#### TEKS YANG DISEDIAKAN:
Sementara itu, musyarakah dan mudharabah adalah akad kerjasama antara dua pihak atau
lebih untuk melakukan suatu usaha tertentu yang diperbolehkan secara syariah. Sebagaimana
akad syirkah lainnya, keuntungan yang dihasilkan oleh pengelolaan usaha bersama tersebut
dibagi berdasarkan nisbah bagi hasil yang sudah disepakati, sementara kerugian yang terjadi
dibagi berdasarkan proporsi modal yang disetorkan.
Musaqah adalah bentuk akad syirkah yang biasanya dilakukan pada bidang pertanian dan/
atau perkebunan. Musaqah dapat diartikan sebagai kerja sama antara pemilik lahan dengan
penggarap lahan di mana pembagian hasil di antara mereka didasarkan pada kesepakatan yang
dilakukan diawal akad.
Muzaraah dan Mukhrabah adalah kerjasama antara pemilik lahan dengan penggarap untuk
bersama-sama memanfaatkan suatu lahan. Dalam muzara’ah, modal untuk menggarap lahan
berasal dari pemilik lahan ( mirip seperti mudharabah karena tanah dan modal berasal dari
pemilik lahan ), sementara dalam mukhrabah, modal untuk menggarap lahan berasal dari
penggarap ( mirip seperti akad musyarakah karena setiap pihak yang berakad saling
mengontribusikan modalnya.

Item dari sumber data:
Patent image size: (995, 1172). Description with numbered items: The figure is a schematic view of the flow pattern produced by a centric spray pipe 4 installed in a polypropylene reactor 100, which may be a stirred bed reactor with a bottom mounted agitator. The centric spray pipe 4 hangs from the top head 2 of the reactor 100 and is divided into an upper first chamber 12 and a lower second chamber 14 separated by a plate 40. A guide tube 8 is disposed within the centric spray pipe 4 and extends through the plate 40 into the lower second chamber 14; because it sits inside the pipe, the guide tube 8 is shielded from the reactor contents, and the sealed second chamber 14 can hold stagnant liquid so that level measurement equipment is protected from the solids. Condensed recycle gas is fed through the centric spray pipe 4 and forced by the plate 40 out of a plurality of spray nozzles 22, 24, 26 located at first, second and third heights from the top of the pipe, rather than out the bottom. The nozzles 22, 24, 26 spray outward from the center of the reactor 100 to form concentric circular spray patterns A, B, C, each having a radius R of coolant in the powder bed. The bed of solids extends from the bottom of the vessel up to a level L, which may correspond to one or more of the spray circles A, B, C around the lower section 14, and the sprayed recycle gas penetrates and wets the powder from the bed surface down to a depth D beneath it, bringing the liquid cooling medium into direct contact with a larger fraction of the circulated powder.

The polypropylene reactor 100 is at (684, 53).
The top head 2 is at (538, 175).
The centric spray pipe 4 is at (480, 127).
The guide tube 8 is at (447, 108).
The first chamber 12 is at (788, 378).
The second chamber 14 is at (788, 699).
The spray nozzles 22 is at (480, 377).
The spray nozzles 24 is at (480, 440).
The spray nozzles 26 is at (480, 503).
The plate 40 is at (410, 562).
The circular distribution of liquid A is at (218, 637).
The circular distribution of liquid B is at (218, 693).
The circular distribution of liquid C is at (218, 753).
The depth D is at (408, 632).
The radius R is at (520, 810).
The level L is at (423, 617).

#### TUGAS ANDA:
1 - Menurut teks tentang akad syirkah, dari pihak mana modal untuk menggarap lahan berasal dalam muzara’ah?
2 - Teruskan teks tentang akad syirkah mulai dari bagian terakhirnya.

#### HASIL PER TUGAS:
1 - Dalam muzara’ah, modal untuk menggarap lahan berasal dari pemilik lahan.

2 -
Dalam berbagai pembiayaan berbasis bagi hasil tersebut, bank islam sebagai investor ikut
menanggung risiko atas kerugian pengusaha yang dibiayainya tersebut. Artinya, bila debitur
mengalami kesulitan usaha atau bahkan kebangkrutan yang bukan   disebabkan oleh
kelalaiannya, maka pokok pembiayaan yang diberikan bank tidak bisa diperoleh kembali.
Dasar Hukum Bank Konvensional dan Bank Syariah

1. Beda bank syariah dan konvensional dari sumber hukum


Sesuai namanya, segala transaksi yang berlaku pada bank syariah menggunakan dasar
sesuai dengan syariat Islam bersumber dari Al-Qur’an, Hadist, dan fatwa ulama (MUI).
Sedangkan pada bank konvensional, semua transaksi berdasarkan hukum perdana dan pidata
yang berlaku di Indonesia.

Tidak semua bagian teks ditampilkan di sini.